• **WRITTEN EXERCISE**: Take the material and output all of it exactly.

------ LISTED ENTRIES

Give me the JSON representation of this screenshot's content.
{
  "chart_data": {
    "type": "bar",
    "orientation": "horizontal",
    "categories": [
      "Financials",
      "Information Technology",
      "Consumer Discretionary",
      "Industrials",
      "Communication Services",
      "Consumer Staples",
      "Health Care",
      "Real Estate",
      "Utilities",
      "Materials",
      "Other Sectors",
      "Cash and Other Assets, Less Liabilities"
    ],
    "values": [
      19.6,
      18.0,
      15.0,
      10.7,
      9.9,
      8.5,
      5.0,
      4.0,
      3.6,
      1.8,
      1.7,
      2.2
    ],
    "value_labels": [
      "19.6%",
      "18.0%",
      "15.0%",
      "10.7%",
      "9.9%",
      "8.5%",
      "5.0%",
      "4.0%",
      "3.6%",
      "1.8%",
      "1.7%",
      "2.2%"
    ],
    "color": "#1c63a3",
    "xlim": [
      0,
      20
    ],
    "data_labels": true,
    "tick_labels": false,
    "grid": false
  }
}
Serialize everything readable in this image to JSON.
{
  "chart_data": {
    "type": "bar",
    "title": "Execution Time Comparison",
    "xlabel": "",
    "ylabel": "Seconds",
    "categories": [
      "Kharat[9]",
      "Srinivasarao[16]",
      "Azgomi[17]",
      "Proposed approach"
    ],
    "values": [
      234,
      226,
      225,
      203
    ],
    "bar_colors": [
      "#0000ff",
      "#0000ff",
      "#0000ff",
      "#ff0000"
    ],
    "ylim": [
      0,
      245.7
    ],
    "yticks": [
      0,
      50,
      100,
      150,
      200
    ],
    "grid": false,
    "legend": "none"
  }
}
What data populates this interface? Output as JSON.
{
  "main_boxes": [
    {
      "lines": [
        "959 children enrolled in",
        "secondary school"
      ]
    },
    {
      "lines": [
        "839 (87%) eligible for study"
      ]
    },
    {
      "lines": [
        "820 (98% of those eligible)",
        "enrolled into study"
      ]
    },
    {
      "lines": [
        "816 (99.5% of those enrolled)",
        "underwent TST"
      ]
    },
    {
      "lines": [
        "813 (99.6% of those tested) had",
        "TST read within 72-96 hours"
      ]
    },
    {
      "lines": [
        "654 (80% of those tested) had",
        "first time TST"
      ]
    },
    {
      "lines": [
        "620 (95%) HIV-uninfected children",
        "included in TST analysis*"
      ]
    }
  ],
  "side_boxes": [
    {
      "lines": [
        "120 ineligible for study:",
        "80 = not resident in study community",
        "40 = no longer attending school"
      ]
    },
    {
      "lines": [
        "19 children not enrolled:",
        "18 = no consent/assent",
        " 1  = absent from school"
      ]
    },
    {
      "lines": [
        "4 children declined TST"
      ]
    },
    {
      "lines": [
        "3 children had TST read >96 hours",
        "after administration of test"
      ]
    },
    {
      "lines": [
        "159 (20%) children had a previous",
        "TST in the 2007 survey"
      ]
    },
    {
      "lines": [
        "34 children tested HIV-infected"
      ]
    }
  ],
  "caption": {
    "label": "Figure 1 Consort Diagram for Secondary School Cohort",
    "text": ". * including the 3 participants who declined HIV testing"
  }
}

------------

• **ANSWER FOR THE TASK**:
Give me the JSON representation of this screenshot's content.
{
  "chart_data": {
    "type": "bar",
    "orientation": "horizontal",
    "categories": [
      "Financials",
      "Information Technology",
      "Consumer Discretionary",
      "Industrials",
      "Communication Services",
      "Consumer Staples",
      "Health Care",
      "Real Estate",
      "Utilities",
      "Materials",
      "Other Sectors",
      "Cash and Other Assets, Less Liabilities"
    ],
    "values": [
      19.6,
      18.0,
      15.0,
      10.7,
      9.9,
      8.5,
      5.0,
      4.0,
      3.6,
      1.8,
      1.7,
      2.2
    ],
    "value_labels": [
      "19.6%",
      "18.0%",
      "15.0%",
      "10.7%",
      "9.9%",
      "8.5%",
      "5.0%",
      "4.0%",
      "3.6%",
      "1.8%",
      "1.7%",
      "2.2%"
    ],
    "color": "#1c63a3",
    "xlim": [
      0,
      20
    ],
    "data_labels": true,
    "tick_labels": false,
    "grid": false
  }
}
Serialize everything readable in this image to JSON.
{
  "chart_data": {
    "type": "bar",
    "title": "Execution Time Comparison",
    "xlabel": "",
    "ylabel": "Seconds",
    "categories": [
      "Kharat[9]",
      "Srinivasarao[16]",
      "Azgomi[17]",
      "Proposed approach"
    ],
    "values": [
      234,
      226,
      225,
      203
    ],
    "bar_colors": [
      "#0000ff",
      "#0000ff",
      "#0000ff",
      "#ff0000"
    ],
    "ylim": [
      0,
      245.7
    ],
    "yticks": [
      0,
      50,
      100,
      150,
      200
    ],
    "grid": false,
    "legend": "none"
  }
}
What data populates this interface? Output as JSON.
{
  "main_boxes": [
    {
      "lines": [
        "959 children enrolled in",
        "secondary school"
      ]
    },
    {
      "lines": [
        "839 (87%) eligible for study"
      ]
    },
    {
      "lines": [
        "820 (98% of those eligible)",
        "enrolled into study"
      ]
    },
    {
      "lines": [
        "816 (99.5% of those enrolled)",
        "underwent TST"
      ]
    },
    {
      "lines": [
        "813 (99.6% of those tested) had",
        "TST read within 72-96 hours"
      ]
    },
    {
      "lines": [
        "654 (80% of those tested) had",
        "first time TST"
      ]
    },
    {
      "lines": [
        "620 (95%) HIV-uninfected children",
        "included in TST analysis*"
      ]
    }
  ],
  "side_boxes": [
    {
      "lines": [
        "120 ineligible for study:",
        "80 = not resident in study community",
        "40 = no longer attending school"
      ]
    },
    {
      "lines": [
        "19 children not enrolled:",
        "18 = no consent/assent",
        " 1  = absent from school"
      ]
    },
    {
      "lines": [
        "4 children declined TST"
      ]
    },
    {
      "lines": [
        "3 children had TST read >96 hours",
        "after administration of test"
      ]
    },
    {
      "lines": [
        "159 (20%) children had a previous",
        "TST in the 2007 survey"
      ]
    },
    {
      "lines": [
        "34 children tested HIV-infected"
      ]
    }
  ],
  "caption": {
    "label": "Figure 1 Consort Diagram for Secondary School Cohort",
    "text": ". * including the 3 participants who declined HIV testing"
  }
}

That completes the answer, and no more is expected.